■ Material shown:
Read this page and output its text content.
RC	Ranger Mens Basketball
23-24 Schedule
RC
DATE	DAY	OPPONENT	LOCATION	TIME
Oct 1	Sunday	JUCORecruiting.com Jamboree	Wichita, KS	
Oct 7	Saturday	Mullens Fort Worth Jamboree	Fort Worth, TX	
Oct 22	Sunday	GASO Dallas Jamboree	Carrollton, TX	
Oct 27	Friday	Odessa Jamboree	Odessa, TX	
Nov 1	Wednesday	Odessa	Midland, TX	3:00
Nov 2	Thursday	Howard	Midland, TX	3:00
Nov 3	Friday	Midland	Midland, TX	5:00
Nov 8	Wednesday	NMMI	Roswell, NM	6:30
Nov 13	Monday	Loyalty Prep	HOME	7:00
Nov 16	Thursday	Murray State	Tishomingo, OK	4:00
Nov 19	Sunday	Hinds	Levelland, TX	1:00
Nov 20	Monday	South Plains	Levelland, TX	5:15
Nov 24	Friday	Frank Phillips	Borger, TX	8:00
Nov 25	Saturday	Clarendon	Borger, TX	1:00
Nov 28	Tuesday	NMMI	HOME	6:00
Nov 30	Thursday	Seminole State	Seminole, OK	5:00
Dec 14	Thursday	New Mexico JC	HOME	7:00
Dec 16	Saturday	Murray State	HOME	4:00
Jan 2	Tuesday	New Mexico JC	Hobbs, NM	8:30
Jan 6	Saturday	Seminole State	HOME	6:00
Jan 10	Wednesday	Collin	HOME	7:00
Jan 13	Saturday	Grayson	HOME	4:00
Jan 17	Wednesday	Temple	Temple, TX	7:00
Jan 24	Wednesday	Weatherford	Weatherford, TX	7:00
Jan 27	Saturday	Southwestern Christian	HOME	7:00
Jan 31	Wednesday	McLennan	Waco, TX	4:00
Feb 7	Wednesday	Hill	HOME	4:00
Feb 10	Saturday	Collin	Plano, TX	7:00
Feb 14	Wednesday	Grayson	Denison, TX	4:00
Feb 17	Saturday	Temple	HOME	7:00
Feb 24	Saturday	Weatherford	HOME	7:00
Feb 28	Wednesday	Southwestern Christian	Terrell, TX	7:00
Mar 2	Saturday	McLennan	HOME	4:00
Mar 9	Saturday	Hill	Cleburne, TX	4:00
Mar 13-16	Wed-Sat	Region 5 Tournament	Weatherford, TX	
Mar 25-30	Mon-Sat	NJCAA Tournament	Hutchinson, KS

■ Problem to work on: All of the material above needs to be retyped word for word.

■ Reply to the task:
Read this page and output its text content.
RC	Ranger Mens Basketball
23-24 Schedule
RC
DATE	DAY	OPPONENT	LOCATION	TIME
Oct 1	Sunday	JUCORecruiting.com Jamboree	Wichita, KS	
Oct 7	Saturday	Mullens Fort Worth Jamboree	Fort Worth, TX	
Oct 22	Sunday	GASO Dallas Jamboree	Carrollton, TX	
Oct 27	Friday	Odessa Jamboree	Odessa, TX	
Nov 1	Wednesday	Odessa	Midland, TX	3:00
Nov 2	Thursday	Howard	Midland, TX	3:00
Nov 3	Friday	Midland	Midland, TX	5:00
Nov 8	Wednesday	NMMI	Roswell, NM	6:30
Nov 13	Monday	Loyalty Prep	HOME	7:00
Nov 16	Thursday	Murray State	Tishomingo, OK	4:00
Nov 19	Sunday	Hinds	Levelland, TX	1:00
Nov 20	Monday	South Plains	Levelland, TX	5:15
Nov 24	Friday	Frank Phillips	Borger, TX	8:00
Nov 25	Saturday	Clarendon	Borger, TX	1:00
Nov 28	Tuesday	NMMI	HOME	6:00
Nov 30	Thursday	Seminole State	Seminole, OK	5:00
Dec 14	Thursday	New Mexico JC	HOME	7:00
Dec 16	Saturday	Murray State	HOME	4:00
Jan 2	Tuesday	New Mexico JC	Hobbs, NM	8:30
Jan 6	Saturday	Seminole State	HOME	6:00
Jan 10	Wednesday	Collin	HOME	7:00
Jan 13	Saturday	Grayson	HOME	4:00
Jan 17	Wednesday	Temple	Temple, TX	7:00
Jan 24	Wednesday	Weatherford	Weatherford, TX	7:00
Jan 27	Saturday	Southwestern Christian	HOME	7:00
Jan 31	Wednesday	McLennan	Waco, TX	4:00
Feb 7	Wednesday	Hill	HOME	4:00
Feb 10	Saturday	Collin	Plano, TX	7:00
Feb 14	Wednesday	Grayson	Denison, TX	4:00
Feb 17	Saturday	Temple	HOME	7:00
Feb 24	Saturday	Weatherford	HOME	7:00
Feb 28	Wednesday	Southwestern Christian	Terrell, TX	7:00
Mar 2	Saturday	McLennan	HOME	4:00
Mar 9	Saturday	Hill	Cleburne, TX	4:00
Mar 13-16	Wed-Sat	Region 5 Tournament	Weatherford, TX	
Mar 25-30	Mon-Sat	NJCAA Tournament	Hutchinson, KS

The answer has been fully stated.